#### TASK DIRECTIONS:
Please copy out the data below, replacing every "interactable" with "clickable" and keeping everything else unchanged. Omit the pictures.

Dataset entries
▬▬▬

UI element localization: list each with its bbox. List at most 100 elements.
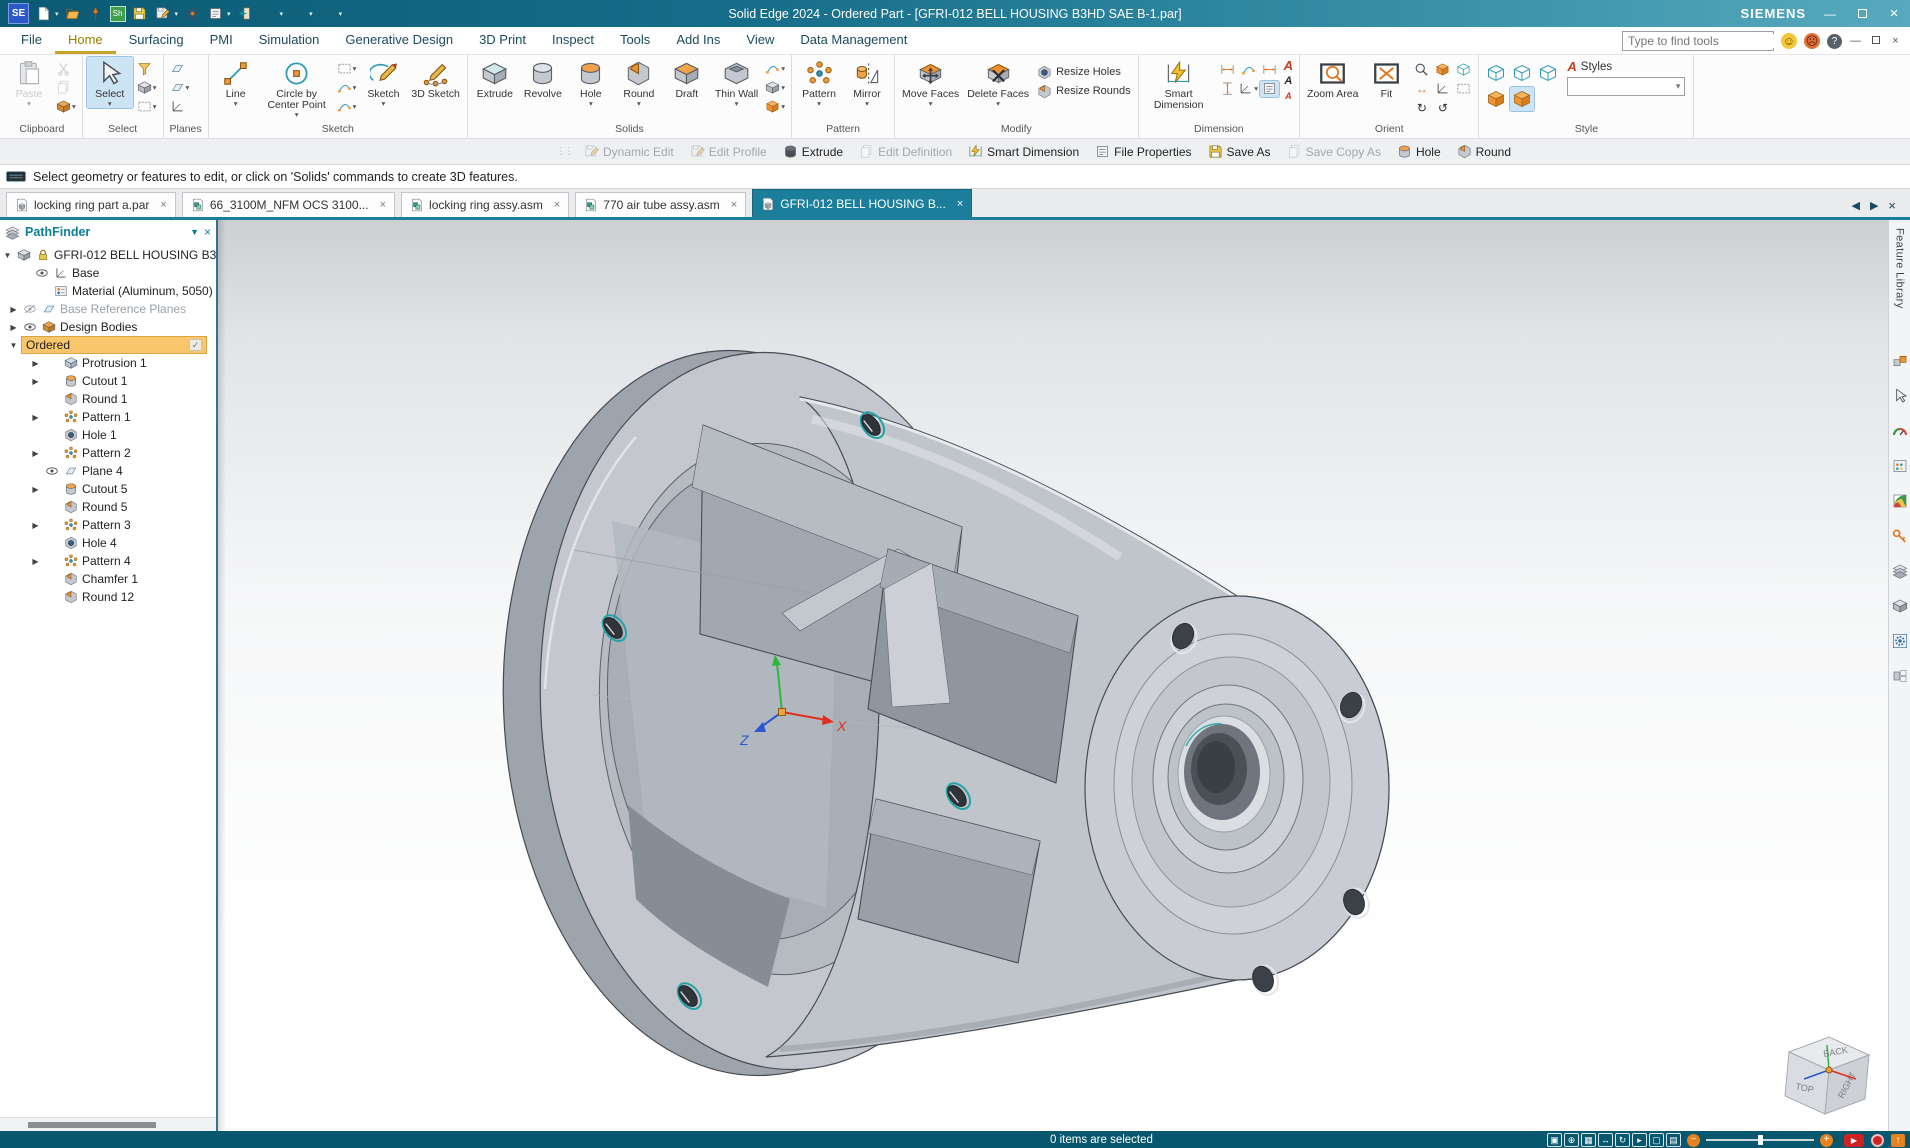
zoom-slider-thumb[interactable] <box>1758 1135 1763 1145</box>
dropdown-arrow-icon[interactable]: ▾ <box>280 10 284 18</box>
dynamic-edit-button[interactable]: Dynamic Edit <box>576 139 682 164</box>
scrollbar-thumb[interactable] <box>28 1122 156 1128</box>
video-button[interactable]: ▶ <box>1844 1134 1864 1147</box>
revolve-button[interactable]: Revolve <box>520 57 566 101</box>
minimize-button[interactable]: — <box>1822 7 1838 21</box>
eye-off-icon[interactable] <box>23 302 37 316</box>
draft-button[interactable]: Draft <box>664 57 710 101</box>
angle-between-icon[interactable] <box>1241 62 1256 77</box>
coordinate-system-button[interactable] <box>168 97 192 115</box>
delete-faces-button[interactable]: Delete Faces▾ <box>964 57 1032 108</box>
circle-by-center-point-button[interactable]: Circle by Center Point▾ <box>261 57 333 119</box>
extrude-button[interactable]: Extrude <box>472 57 518 101</box>
more-planes-button[interactable]: ▾ <box>168 78 192 96</box>
tree-feature-pattern-3[interactable]: ▶Pattern 3 <box>0 516 216 534</box>
menu-add-ins[interactable]: Add Ins <box>663 27 733 54</box>
cut-button[interactable] <box>54 59 78 77</box>
paste-button[interactable]: Paste▾ <box>6 57 52 108</box>
zoom-in-button[interactable]: + <box>1820 1134 1833 1147</box>
save-as-button[interactable]: Save As <box>1200 139 1279 164</box>
record-button[interactable] <box>1871 1134 1884 1147</box>
rectangle-button[interactable]: ▾ <box>335 59 359 77</box>
menu-home[interactable]: Home <box>55 27 116 54</box>
tree-feature-round-12[interactable]: Round 12 <box>0 588 216 606</box>
dropdown-arrow-icon[interactable]: ▾ <box>339 10 343 18</box>
move-faces-button[interactable]: Move Faces▾ <box>899 57 962 108</box>
performance-gauge-icon[interactable] <box>1892 423 1908 439</box>
tree-feature-pattern-2[interactable]: ▶Pattern 2 <box>0 444 216 462</box>
3d-model-canvas[interactable]: X Z BACK TOP RIGHT <box>218 220 1888 1131</box>
symmetric-diameter-icon[interactable] <box>1220 81 1235 96</box>
eye-icon[interactable] <box>23 320 37 334</box>
bell-housing-model[interactable] <box>479 334 1389 1092</box>
tree-feature-pattern-4[interactable]: ▶Pattern 4 <box>0 552 216 570</box>
line-button[interactable]: Line▾ <box>213 57 259 108</box>
feedback-frown-icon[interactable]: ☹ <box>1804 33 1820 49</box>
tree-feature-round-5[interactable]: Round 5 <box>0 498 216 516</box>
distance-between-icon[interactable] <box>1220 62 1235 77</box>
smart-dimension-button[interactable]: Smart Dimension <box>1143 57 1215 112</box>
restore-button[interactable] <box>1854 7 1870 21</box>
hidden-edges-style-button[interactable] <box>1510 61 1534 85</box>
status-zoom-icon[interactable]: ⊕ <box>1564 1133 1579 1147</box>
tree-item-ordered[interactable]: ▼Ordered✓ <box>0 336 216 354</box>
close-button[interactable]: × <box>1886 5 1902 22</box>
menu-surfacing[interactable]: Surfacing <box>116 27 197 54</box>
hole-button[interactable]: Hole▾ <box>568 57 614 108</box>
tree-feature-chamfer-1[interactable]: Chamfer 1 <box>0 570 216 588</box>
customize-tools-icon[interactable] <box>1892 388 1908 404</box>
tree-feature-cutout-5[interactable]: ▶Cutout 5 <box>0 480 216 498</box>
eye-icon[interactable] <box>35 266 49 280</box>
options-panel-icon[interactable] <box>1892 458 1908 474</box>
configuration-icon[interactable] <box>1892 668 1908 684</box>
pin-icon[interactable] <box>87 5 105 23</box>
sharepoint-badge-icon[interactable]: Sh <box>110 6 126 22</box>
menu-inspect[interactable]: Inspect <box>539 27 607 54</box>
edit-profile-button[interactable]: Edit Profile <box>682 139 775 164</box>
tab-66-3100m[interactable]: 66_3100M_NFM OCS 3100...× <box>182 192 395 217</box>
pan-icon[interactable]: ↔ <box>1416 82 1428 96</box>
menu-data-management[interactable]: Data Management <box>787 27 920 54</box>
redo-icon[interactable] <box>288 5 306 23</box>
text-grow-icon[interactable]: A <box>1284 74 1292 88</box>
helix-button[interactable]: ▾ <box>763 59 787 77</box>
visible-edges-style-button[interactable] <box>1484 61 1508 85</box>
dimension-style-button[interactable] <box>1260 81 1279 97</box>
round-button[interactable]: Round▾ <box>616 57 662 108</box>
save-copy-as-button[interactable]: Save Copy As <box>1279 139 1389 164</box>
wireframe-style-button[interactable] <box>1536 61 1560 85</box>
refresh-icon[interactable] <box>318 5 336 23</box>
rotate-icon[interactable]: ↻ <box>1417 101 1427 115</box>
copy-button[interactable] <box>54 78 78 96</box>
tab-770-air-tube[interactable]: 770 air tube assy.asm× <box>575 192 746 217</box>
tab-close-icon[interactable]: × <box>554 199 560 211</box>
save-icon[interactable] <box>131 5 149 23</box>
status-select-icon[interactable]: ▸ <box>1632 1133 1647 1147</box>
menu-tools[interactable]: Tools <box>607 27 663 54</box>
feedback-smile-icon[interactable]: ☺ <box>1781 33 1797 49</box>
close-document-button[interactable]: × <box>1889 35 1902 47</box>
bodies-icon[interactable] <box>1892 598 1908 614</box>
tab-scroll-back-icon[interactable]: ◀ <box>1851 199 1859 212</box>
spin-icon[interactable]: ↺ <box>1438 101 1448 115</box>
dimension-options-button[interactable]: ▾ <box>1236 81 1260 96</box>
tab-close-icon[interactable]: × <box>957 198 963 210</box>
status-clipboard-icon[interactable]: ▤ <box>1666 1133 1681 1147</box>
named-views-icon[interactable] <box>1456 81 1471 96</box>
3d-sketch-button[interactable]: 3D Sketch <box>408 57 462 101</box>
pathfinder-hscrollbar[interactable] <box>0 1117 216 1131</box>
curve-button[interactable]: ▾ <box>335 97 359 115</box>
zoom-slider[interactable] <box>1706 1139 1814 1141</box>
menu-generative-design[interactable]: Generative Design <box>332 27 466 54</box>
settings-gear-icon[interactable] <box>1892 633 1908 649</box>
styles-dropdown[interactable]: ▾ <box>1567 77 1685 96</box>
tree-feature-round-1[interactable]: Round 1 <box>0 390 216 408</box>
view-orientation-icon[interactable] <box>1435 81 1450 96</box>
dropdown-arrow-icon[interactable]: ▾ <box>55 10 59 18</box>
thin-wall-button[interactable]: Thin Wall▾ <box>712 57 761 108</box>
tree-feature-pattern-1[interactable]: ▶Pattern 1 <box>0 408 216 426</box>
dropdown-arrow-icon[interactable]: ▾ <box>309 10 313 18</box>
tab-list-close-icon[interactable]: × <box>1888 198 1896 213</box>
status-pan-icon[interactable]: ↔ <box>1598 1133 1613 1147</box>
rotate-view-icon[interactable] <box>1435 62 1450 77</box>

▬▬▬

#### THE OUTPUT:
UI element localization: list each with its bbox. List at most 100 elements.
zoom-slider-thumb[clickable] <box>1758 1135 1763 1145</box>
dropdown-arrow-icon[clickable]: ▾ <box>280 10 284 18</box>
dynamic-edit-button[clickable]: Dynamic Edit <box>576 139 682 164</box>
scrollbar-thumb[clickable] <box>28 1122 156 1128</box>
video-button[clickable]: ▶ <box>1844 1134 1864 1147</box>
revolve-button[clickable]: Revolve <box>520 57 566 101</box>
minimize-button[clickable]: — <box>1822 7 1838 21</box>
eye-off-icon[clickable] <box>23 302 37 316</box>
draft-button[clickable]: Draft <box>664 57 710 101</box>
angle-between-icon[clickable] <box>1241 62 1256 77</box>
coordinate-system-button[clickable] <box>168 97 192 115</box>
delete-faces-button[clickable]: Delete Faces▾ <box>964 57 1032 108</box>
circle-by-center-point-button[clickable]: Circle by Center Point▾ <box>261 57 333 119</box>
extrude-button[clickable]: Extrude <box>472 57 518 101</box>
more-planes-button[clickable]: ▾ <box>168 78 192 96</box>
tree-feature-pattern-3[clickable]: ▶Pattern 3 <box>0 516 216 534</box>
menu-add-ins[clickable]: Add Ins <box>663 27 733 54</box>
cut-button[clickable] <box>54 59 78 77</box>
paste-button[clickable]: Paste▾ <box>6 57 52 108</box>
zoom-in-button[clickable]: + <box>1820 1134 1833 1147</box>
save-as-button[clickable]: Save As <box>1200 139 1279 164</box>
record-button[clickable] <box>1871 1134 1884 1147</box>
rectangle-button[clickable]: ▾ <box>335 59 359 77</box>
menu-home[clickable]: Home <box>55 27 116 54</box>
tree-feature-round-12[clickable]: Round 12 <box>0 588 216 606</box>
dropdown-arrow-icon[clickable]: ▾ <box>339 10 343 18</box>
move-faces-button[clickable]: Move Faces▾ <box>899 57 962 108</box>
performance-gauge-icon[clickable] <box>1892 423 1908 439</box>
tree-feature-pattern-2[clickable]: ▶Pattern 2 <box>0 444 216 462</box>
3d-model-canvas[clickable]: X Z BACK TOP RIGHT <box>218 220 1888 1131</box>
symmetric-diameter-icon[clickable] <box>1220 81 1235 96</box>
eye-icon[clickable] <box>23 320 37 334</box>
bell-housing-model[clickable] <box>479 334 1389 1092</box>
tree-feature-pattern-4[clickable]: ▶Pattern 4 <box>0 552 216 570</box>
line-button[clickable]: Line▾ <box>213 57 259 108</box>
feedback-frown-icon[clickable]: ☹ <box>1804 33 1820 49</box>
tree-feature-round-5[clickable]: Round 5 <box>0 498 216 516</box>
distance-between-icon[clickable] <box>1220 62 1235 77</box>
smart-dimension-button[clickable]: Smart Dimension <box>1143 57 1215 112</box>
restore-button[clickable] <box>1854 7 1870 21</box>
hidden-edges-style-button[clickable] <box>1510 61 1534 85</box>
status-zoom-icon[clickable]: ⊕ <box>1564 1133 1579 1147</box>
tree-item-ordered[clickable]: ▼Ordered✓ <box>0 336 216 354</box>
close-button[clickable]: × <box>1886 5 1902 22</box>
menu-surfacing[clickable]: Surfacing <box>116 27 197 54</box>
hole-button[clickable]: Hole▾ <box>568 57 614 108</box>
tree-feature-chamfer-1[clickable]: Chamfer 1 <box>0 570 216 588</box>
customize-tools-icon[clickable] <box>1892 388 1908 404</box>
tree-feature-cutout-5[clickable]: ▶Cutout 5 <box>0 480 216 498</box>
eye-icon[clickable] <box>35 266 49 280</box>
options-panel-icon[clickable] <box>1892 458 1908 474</box>
configuration-icon[clickable] <box>1892 668 1908 684</box>
pin-icon[clickable] <box>87 5 105 23</box>
sharepoint-badge-icon[clickable]: Sh <box>110 6 126 22</box>
menu-inspect[clickable]: Inspect <box>539 27 607 54</box>
edit-profile-button[clickable]: Edit Profile <box>682 139 775 164</box>
tab-66-3100m[clickable]: 66_3100M_NFM OCS 3100...× <box>182 192 395 217</box>
pan-icon[clickable]: ↔ <box>1416 82 1428 96</box>
menu-data-management[clickable]: Data Management <box>787 27 920 54</box>
redo-icon[clickable] <box>288 5 306 23</box>
text-grow-icon[clickable]: A <box>1284 74 1292 88</box>
helix-button[clickable]: ▾ <box>763 59 787 77</box>
visible-edges-style-button[clickable] <box>1484 61 1508 85</box>
dimension-style-button[clickable] <box>1260 81 1279 97</box>
round-button[clickable]: Round▾ <box>616 57 662 108</box>
save-copy-as-button[clickable]: Save Copy As <box>1279 139 1389 164</box>
wireframe-style-button[clickable] <box>1536 61 1560 85</box>
refresh-icon[clickable] <box>318 5 336 23</box>
rotate-icon[clickable]: ↻ <box>1417 101 1427 115</box>
copy-button[clickable] <box>54 78 78 96</box>
tab-770-air-tube[clickable]: 770 air tube assy.asm× <box>575 192 746 217</box>
tab-close-icon[clickable]: × <box>554 199 560 211</box>
save-icon[clickable] <box>131 5 149 23</box>
status-select-icon[clickable]: ▸ <box>1632 1133 1647 1147</box>
menu-tools[clickable]: Tools <box>607 27 663 54</box>
feedback-smile-icon[clickable]: ☺ <box>1781 33 1797 49</box>
close-document-button[clickable]: × <box>1889 35 1902 47</box>
bodies-icon[clickable] <box>1892 598 1908 614</box>
tab-scroll-back-icon[clickable]: ◀ <box>1851 199 1859 212</box>
spin-icon[clickable]: ↺ <box>1438 101 1448 115</box>
dimension-options-button[clickable]: ▾ <box>1236 81 1260 96</box>
tab-close-icon[clickable]: × <box>957 198 963 210</box>
status-clipboard-icon[clickable]: ▤ <box>1666 1133 1681 1147</box>
named-views-icon[clickable] <box>1456 81 1471 96</box>
3d-sketch-button[clickable]: 3D Sketch <box>408 57 462 101</box>
pathfinder-hscrollbar[clickable] <box>0 1117 216 1131</box>
curve-button[clickable]: ▾ <box>335 97 359 115</box>
zoom-slider[clickable] <box>1706 1139 1814 1141</box>
menu-generative-design[clickable]: Generative Design <box>332 27 466 54</box>
settings-gear-icon[clickable] <box>1892 633 1908 649</box>
styles-dropdown[clickable]: ▾ <box>1567 77 1685 96</box>
tree-feature-round-1[clickable]: Round 1 <box>0 390 216 408</box>
view-orientation-icon[clickable] <box>1435 81 1450 96</box>
dropdown-arrow-icon[clickable]: ▾ <box>55 10 59 18</box>
thin-wall-button[clickable]: Thin Wall▾ <box>712 57 761 108</box>
tree-feature-pattern-1[clickable]: ▶Pattern 1 <box>0 408 216 426</box>
dropdown-arrow-icon[clickable]: ▾ <box>309 10 313 18</box>
tab-list-close-icon[clickable]: × <box>1888 198 1896 213</box>
status-pan-icon[clickable]: ↔ <box>1598 1133 1613 1147</box>
rotate-view-icon[clickable] <box>1435 62 1450 77</box>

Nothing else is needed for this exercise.